• **Task goal**: Find every line in the records below that holds the word "title", and copy each one.
__________________________________________________
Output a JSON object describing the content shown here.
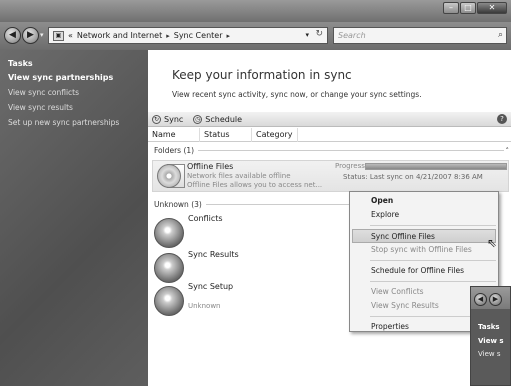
{
  "window": {
    "minimize": "–",
    "maximize": "□",
    "close": "✕"
  },
  "address": {
    "back_glyph": "◀",
    "forward_glyph": "▶",
    "overflow": "«",
    "crumbs": [
      "Network and Internet",
      "Sync Center"
    ],
    "separator": "▸",
    "dropdown_glyph": "▾",
    "refresh_glyph": "↻",
    "search_placeholder": "Search",
    "search_glyph": "⌕"
  },
  "sidebar": {
    "title": "Tasks",
    "items": [
      {
        "label": "View sync partnerships",
        "bold": true
      },
      {
        "label": "View sync conflicts"
      },
      {
        "label": "View sync results"
      },
      {
        "label": "Set up new sync partnerships"
      }
    ]
  },
  "main": {
    "heading": "Keep your information in sync",
    "subtext": "View recent sync activity, sync now, or change your sync settings.",
    "toolbar": {
      "sync": "Sync",
      "schedule": "Schedule",
      "help": "?"
    },
    "columns": [
      "Name",
      "Status",
      "Category"
    ],
    "group_folders": "Folders (1)",
    "group_unknown": "Unknown (3)",
    "offline": {
      "title": "Offline Files",
      "line1": "Network files available offline",
      "line2": "Offline Files allows you to access net...",
      "progress_label": "Progress:",
      "progress_fraction": 1.0,
      "status": "Status: Last sync on 4/21/2007 8:36 AM"
    },
    "conflicts": "Conflicts",
    "sync_results": "Sync Results",
    "sync_setup": "Sync Setup",
    "sync_setup_sub": "Unknown"
  },
  "context_menu": {
    "items": [
      "Open",
      "Explore",
      "Sync Offline Files",
      "Stop sync with Offline Files",
      "Schedule for Offline Files",
      "View Conflicts",
      "View Sync Results",
      "Properties"
    ]
  },
  "win2": {
    "tasks": "Tasks",
    "view": "View s",
    "viewsub": "View s"
  }
}
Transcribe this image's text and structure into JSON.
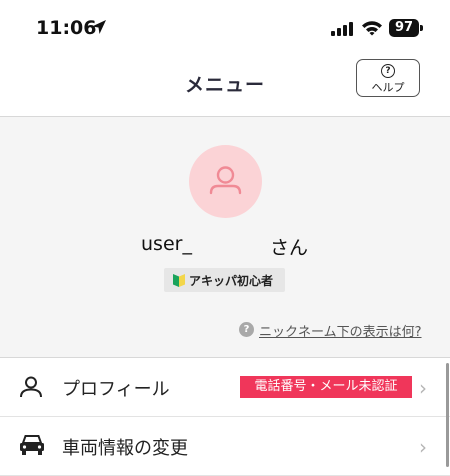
{
  "status_bar": {
    "time": "11:06",
    "battery": "97"
  },
  "header": {
    "title": "メニュー",
    "help_label": "ヘルプ"
  },
  "profile": {
    "user_name": "user_",
    "user_suffix": "さん",
    "rank": "アキッパ初心者",
    "nickname_help": "ニックネーム下の表示は何?"
  },
  "menu": {
    "items": [
      {
        "label": "プロフィール",
        "icon": "person-icon",
        "badge": "電話番号・メール未認証"
      },
      {
        "label": "車両情報の変更",
        "icon": "car-icon"
      }
    ]
  },
  "colors": {
    "avatar_bg": "#fbd3d6",
    "avatar_fg": "#f08a95",
    "warning_badge": "#f0365a",
    "beginner_mark_green": "#1aa35b"
  }
}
__________________________________________________
• **Task answer**:
    "title": "Tasks",
      "title": "Offline Files",
    "title": "メニュー",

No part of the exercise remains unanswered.